Goal of the exercise: Could you copy every line from the material below in which "color" appears?

------ Exercise input

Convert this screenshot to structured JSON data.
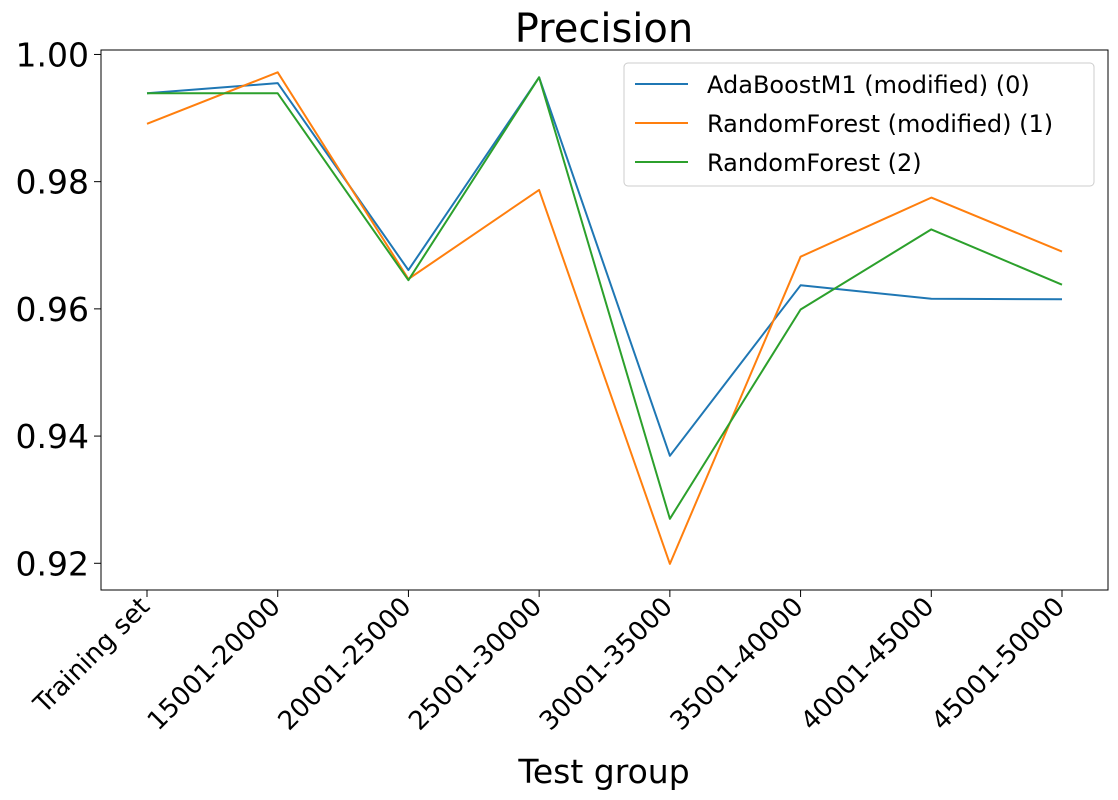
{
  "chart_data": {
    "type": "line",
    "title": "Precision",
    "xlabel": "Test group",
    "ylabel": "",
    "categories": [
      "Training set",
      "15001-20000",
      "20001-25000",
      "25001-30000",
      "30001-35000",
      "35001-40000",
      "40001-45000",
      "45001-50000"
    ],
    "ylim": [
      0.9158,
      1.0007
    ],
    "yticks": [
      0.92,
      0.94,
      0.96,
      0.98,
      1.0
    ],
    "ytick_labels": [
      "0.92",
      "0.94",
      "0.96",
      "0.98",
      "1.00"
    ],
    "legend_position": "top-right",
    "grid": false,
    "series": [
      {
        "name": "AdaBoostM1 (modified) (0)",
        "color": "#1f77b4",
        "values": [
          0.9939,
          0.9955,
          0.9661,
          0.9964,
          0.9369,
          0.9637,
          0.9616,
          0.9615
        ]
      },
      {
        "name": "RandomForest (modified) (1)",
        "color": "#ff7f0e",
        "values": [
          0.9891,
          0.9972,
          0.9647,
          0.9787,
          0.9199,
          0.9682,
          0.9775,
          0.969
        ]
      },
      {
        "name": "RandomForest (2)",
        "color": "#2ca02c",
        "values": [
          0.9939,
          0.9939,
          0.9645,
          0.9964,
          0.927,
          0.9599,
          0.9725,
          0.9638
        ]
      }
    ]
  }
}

------------

Full response:
        "color": "#1f77b4",
        "color": "#ff7f0e",
        "color": "#2ca02c",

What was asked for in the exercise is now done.